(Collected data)
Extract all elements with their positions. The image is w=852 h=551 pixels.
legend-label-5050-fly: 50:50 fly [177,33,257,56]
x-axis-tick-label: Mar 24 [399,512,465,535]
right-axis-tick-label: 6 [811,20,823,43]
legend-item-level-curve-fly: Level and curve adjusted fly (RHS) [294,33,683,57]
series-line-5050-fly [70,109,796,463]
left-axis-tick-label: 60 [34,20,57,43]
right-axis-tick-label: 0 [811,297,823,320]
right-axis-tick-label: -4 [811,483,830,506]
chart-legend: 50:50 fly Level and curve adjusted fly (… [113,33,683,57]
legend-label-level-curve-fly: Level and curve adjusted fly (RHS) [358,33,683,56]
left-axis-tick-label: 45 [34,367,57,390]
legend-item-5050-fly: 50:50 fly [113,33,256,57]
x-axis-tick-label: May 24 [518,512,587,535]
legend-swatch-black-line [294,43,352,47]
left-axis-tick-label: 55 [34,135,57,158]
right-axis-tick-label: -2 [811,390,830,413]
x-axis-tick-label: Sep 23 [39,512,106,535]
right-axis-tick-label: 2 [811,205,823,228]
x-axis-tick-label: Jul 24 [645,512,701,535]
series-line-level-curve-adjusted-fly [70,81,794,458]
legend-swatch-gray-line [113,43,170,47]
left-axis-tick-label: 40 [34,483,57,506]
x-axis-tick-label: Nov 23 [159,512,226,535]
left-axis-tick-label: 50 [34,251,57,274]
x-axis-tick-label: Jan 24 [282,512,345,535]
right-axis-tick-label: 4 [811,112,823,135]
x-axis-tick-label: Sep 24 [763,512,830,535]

**EXERCISE REQUIREMENTS:** Reproduce every entry above again, line for line, with no changes.

**WRITTEN ANSWER:**
Extract all elements with their positions. The image is w=852 h=551 pixels.
legend-label-5050-fly: 50:50 fly [177,33,257,56]
x-axis-tick-label: Mar 24 [399,512,465,535]
right-axis-tick-label: 6 [811,20,823,43]
legend-item-level-curve-fly: Level and curve adjusted fly (RHS) [294,33,683,57]
series-line-5050-fly [70,109,796,463]
left-axis-tick-label: 60 [34,20,57,43]
right-axis-tick-label: 0 [811,297,823,320]
right-axis-tick-label: -4 [811,483,830,506]
chart-legend: 50:50 fly Level and curve adjusted fly (… [113,33,683,57]
legend-label-level-curve-fly: Level and curve adjusted fly (RHS) [358,33,683,56]
left-axis-tick-label: 45 [34,367,57,390]
legend-item-5050-fly: 50:50 fly [113,33,256,57]
x-axis-tick-label: May 24 [518,512,587,535]
legend-swatch-black-line [294,43,352,47]
left-axis-tick-label: 55 [34,135,57,158]
right-axis-tick-label: -2 [811,390,830,413]
x-axis-tick-label: Sep 23 [39,512,106,535]
right-axis-tick-label: 2 [811,205,823,228]
x-axis-tick-label: Jul 24 [645,512,701,535]
series-line-level-curve-adjusted-fly [70,81,794,458]
legend-swatch-gray-line [113,43,170,47]
left-axis-tick-label: 40 [34,483,57,506]
x-axis-tick-label: Nov 23 [159,512,226,535]
left-axis-tick-label: 50 [34,251,57,274]
x-axis-tick-label: Jan 24 [282,512,345,535]
right-axis-tick-label: 4 [811,112,823,135]
x-axis-tick-label: Sep 24 [763,512,830,535]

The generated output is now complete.